Stored records
* * * * * * * * *
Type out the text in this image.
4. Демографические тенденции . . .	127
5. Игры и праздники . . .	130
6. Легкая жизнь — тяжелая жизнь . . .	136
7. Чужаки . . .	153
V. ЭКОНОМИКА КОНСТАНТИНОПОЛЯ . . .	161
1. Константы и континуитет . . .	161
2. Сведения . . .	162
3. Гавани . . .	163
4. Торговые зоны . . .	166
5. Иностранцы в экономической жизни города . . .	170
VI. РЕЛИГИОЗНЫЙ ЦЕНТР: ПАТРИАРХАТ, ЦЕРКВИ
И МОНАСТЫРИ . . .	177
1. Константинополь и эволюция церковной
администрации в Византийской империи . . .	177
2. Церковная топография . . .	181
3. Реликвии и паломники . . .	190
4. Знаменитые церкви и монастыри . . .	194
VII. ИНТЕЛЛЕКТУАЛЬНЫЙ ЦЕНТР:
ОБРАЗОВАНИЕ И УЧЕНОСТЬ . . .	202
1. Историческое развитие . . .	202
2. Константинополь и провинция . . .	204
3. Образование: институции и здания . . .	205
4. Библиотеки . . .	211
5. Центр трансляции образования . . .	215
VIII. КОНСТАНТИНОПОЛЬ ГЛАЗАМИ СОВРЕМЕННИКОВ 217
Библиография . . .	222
* * * * * * * * *
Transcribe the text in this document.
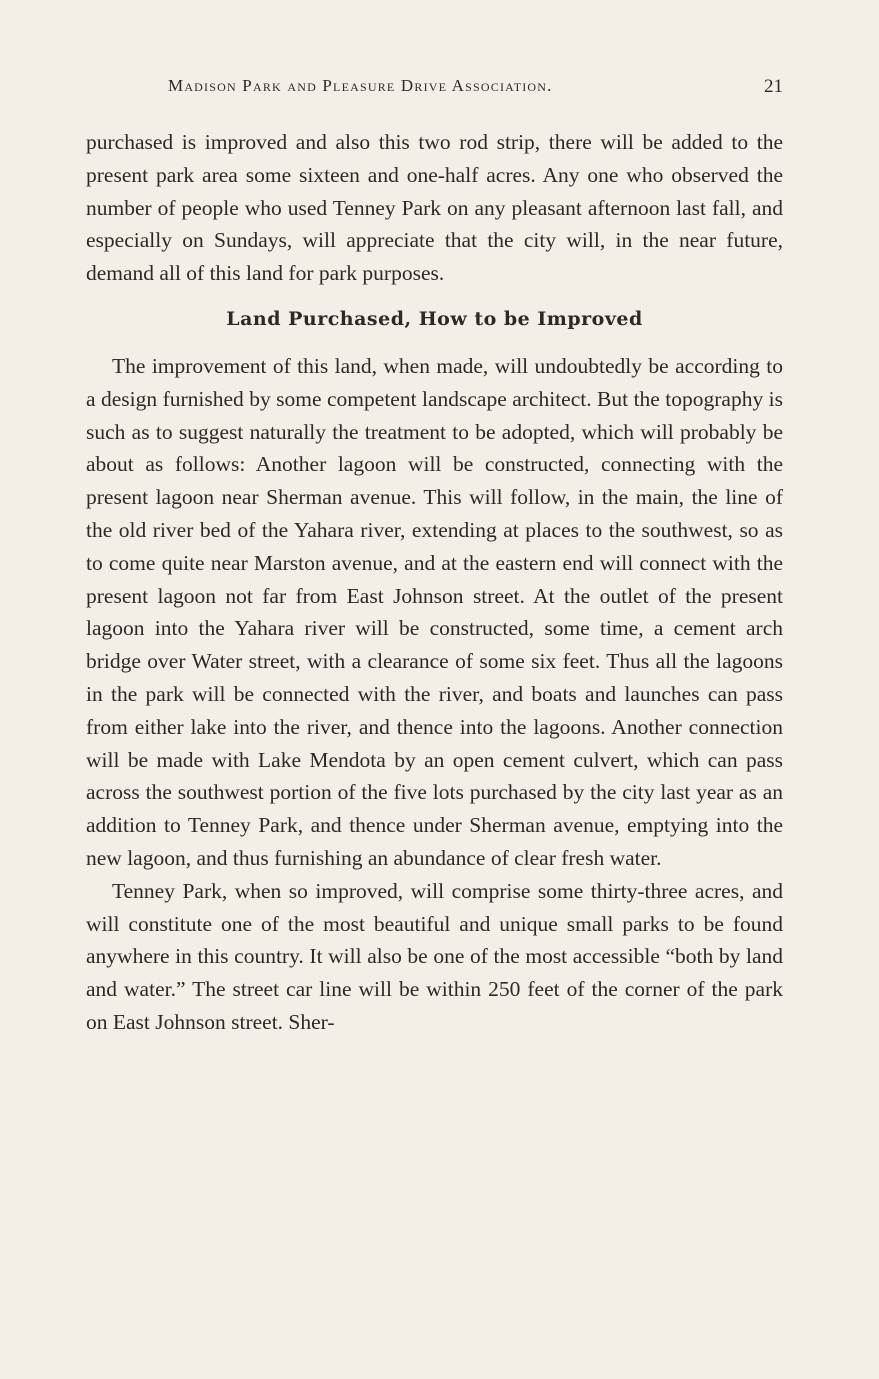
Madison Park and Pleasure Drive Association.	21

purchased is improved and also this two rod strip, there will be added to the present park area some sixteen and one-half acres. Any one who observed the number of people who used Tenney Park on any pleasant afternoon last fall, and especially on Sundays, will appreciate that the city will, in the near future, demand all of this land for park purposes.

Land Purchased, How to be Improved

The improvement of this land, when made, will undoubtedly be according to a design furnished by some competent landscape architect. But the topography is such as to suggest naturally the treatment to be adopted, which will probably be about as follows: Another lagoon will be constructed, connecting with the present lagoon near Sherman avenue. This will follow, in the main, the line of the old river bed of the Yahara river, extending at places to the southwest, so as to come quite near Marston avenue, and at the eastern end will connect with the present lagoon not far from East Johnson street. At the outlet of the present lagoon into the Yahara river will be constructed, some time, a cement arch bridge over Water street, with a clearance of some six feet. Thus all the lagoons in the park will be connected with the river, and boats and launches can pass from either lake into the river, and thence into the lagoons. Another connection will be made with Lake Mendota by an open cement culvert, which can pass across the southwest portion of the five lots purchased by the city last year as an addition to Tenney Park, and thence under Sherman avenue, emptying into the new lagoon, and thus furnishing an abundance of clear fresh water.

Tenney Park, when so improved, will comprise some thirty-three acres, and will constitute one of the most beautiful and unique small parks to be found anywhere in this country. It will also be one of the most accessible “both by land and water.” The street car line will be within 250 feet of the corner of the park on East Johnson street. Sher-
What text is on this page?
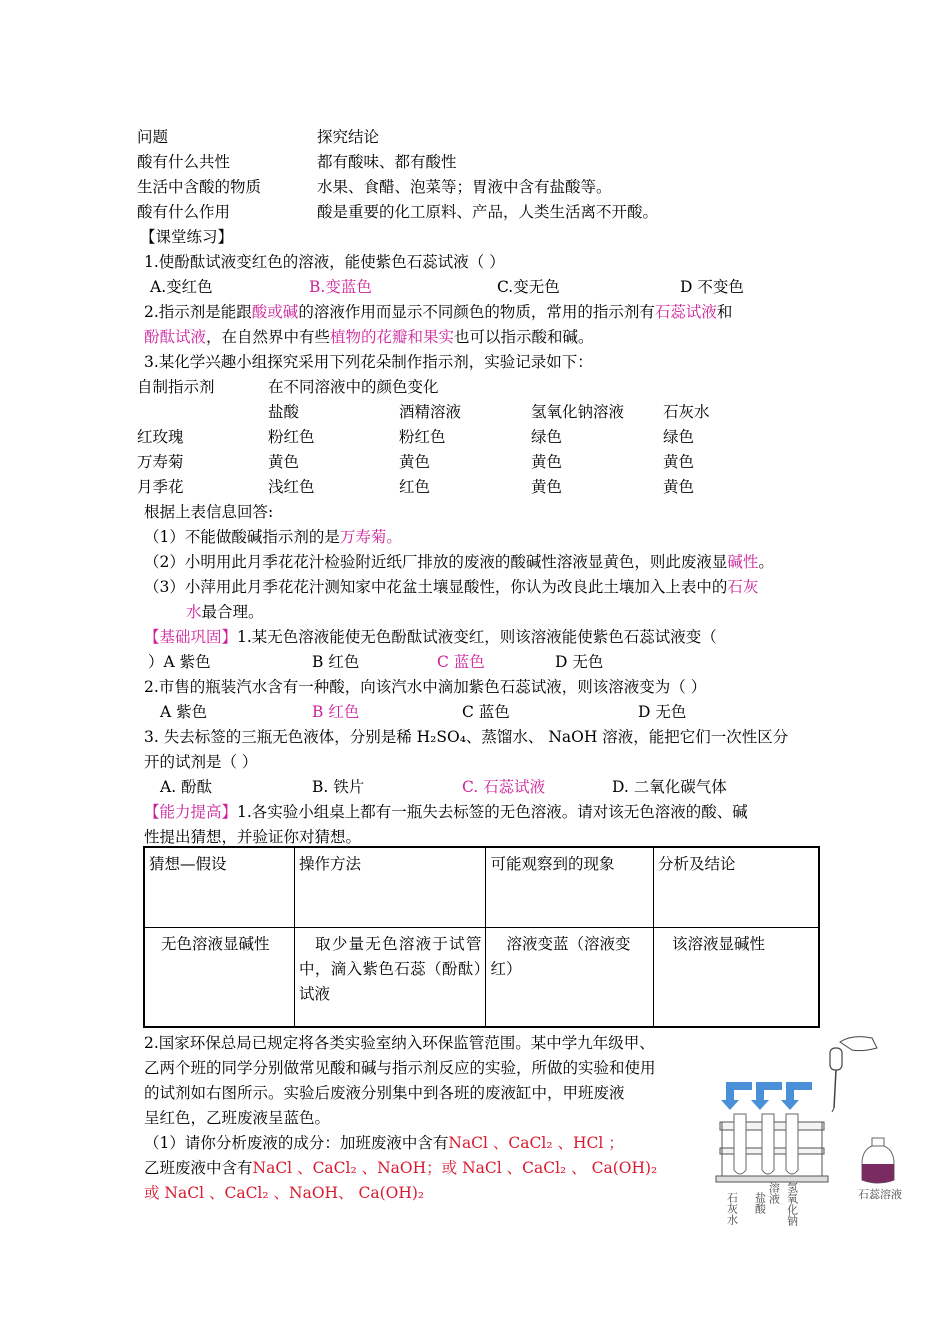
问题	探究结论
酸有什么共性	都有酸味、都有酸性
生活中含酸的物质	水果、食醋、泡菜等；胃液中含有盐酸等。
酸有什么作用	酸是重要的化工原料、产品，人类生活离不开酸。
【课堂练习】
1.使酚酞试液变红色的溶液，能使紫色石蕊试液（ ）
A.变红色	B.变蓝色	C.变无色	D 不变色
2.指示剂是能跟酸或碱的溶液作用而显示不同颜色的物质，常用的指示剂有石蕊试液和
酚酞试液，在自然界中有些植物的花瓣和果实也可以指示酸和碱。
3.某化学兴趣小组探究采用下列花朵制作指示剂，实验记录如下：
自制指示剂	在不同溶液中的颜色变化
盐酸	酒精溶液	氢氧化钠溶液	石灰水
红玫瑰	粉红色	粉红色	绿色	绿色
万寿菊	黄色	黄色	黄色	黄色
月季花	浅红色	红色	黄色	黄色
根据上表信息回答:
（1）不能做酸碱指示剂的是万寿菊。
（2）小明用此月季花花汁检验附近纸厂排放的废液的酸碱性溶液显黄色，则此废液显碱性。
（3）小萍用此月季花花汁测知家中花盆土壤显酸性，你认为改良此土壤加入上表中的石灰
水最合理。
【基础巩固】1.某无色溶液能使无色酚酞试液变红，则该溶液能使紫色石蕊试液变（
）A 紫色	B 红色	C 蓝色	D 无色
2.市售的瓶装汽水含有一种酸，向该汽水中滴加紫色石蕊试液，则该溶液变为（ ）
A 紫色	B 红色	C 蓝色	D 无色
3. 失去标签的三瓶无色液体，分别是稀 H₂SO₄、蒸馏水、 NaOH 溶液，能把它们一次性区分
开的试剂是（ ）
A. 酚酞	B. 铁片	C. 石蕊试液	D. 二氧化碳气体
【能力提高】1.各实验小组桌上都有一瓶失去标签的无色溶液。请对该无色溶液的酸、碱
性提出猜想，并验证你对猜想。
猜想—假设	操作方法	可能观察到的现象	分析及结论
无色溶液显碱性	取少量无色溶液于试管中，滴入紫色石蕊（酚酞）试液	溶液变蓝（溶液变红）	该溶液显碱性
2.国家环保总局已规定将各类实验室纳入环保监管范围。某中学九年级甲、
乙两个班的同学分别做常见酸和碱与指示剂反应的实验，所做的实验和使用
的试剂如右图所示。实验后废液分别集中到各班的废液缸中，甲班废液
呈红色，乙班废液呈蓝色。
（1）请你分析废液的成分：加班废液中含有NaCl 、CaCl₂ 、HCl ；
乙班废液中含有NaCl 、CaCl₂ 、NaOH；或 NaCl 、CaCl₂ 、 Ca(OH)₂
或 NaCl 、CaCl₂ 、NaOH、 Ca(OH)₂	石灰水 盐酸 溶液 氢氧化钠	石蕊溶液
* * * * * * * * *
To be done :: Gather all lines from the records above in which "CaCl₂" appears.

Written answer ::
（1）请你分析废液的成分：加班废液中含有NaCl 、CaCl₂ 、HCl ；
乙班废液中含有NaCl 、CaCl₂ 、NaOH；或 NaCl 、CaCl₂ 、 Ca(OH)₂
或 NaCl 、CaCl₂ 、NaOH、 Ca(OH)₂	石灰水 盐酸 溶液 氢氧化钠	石蕊溶液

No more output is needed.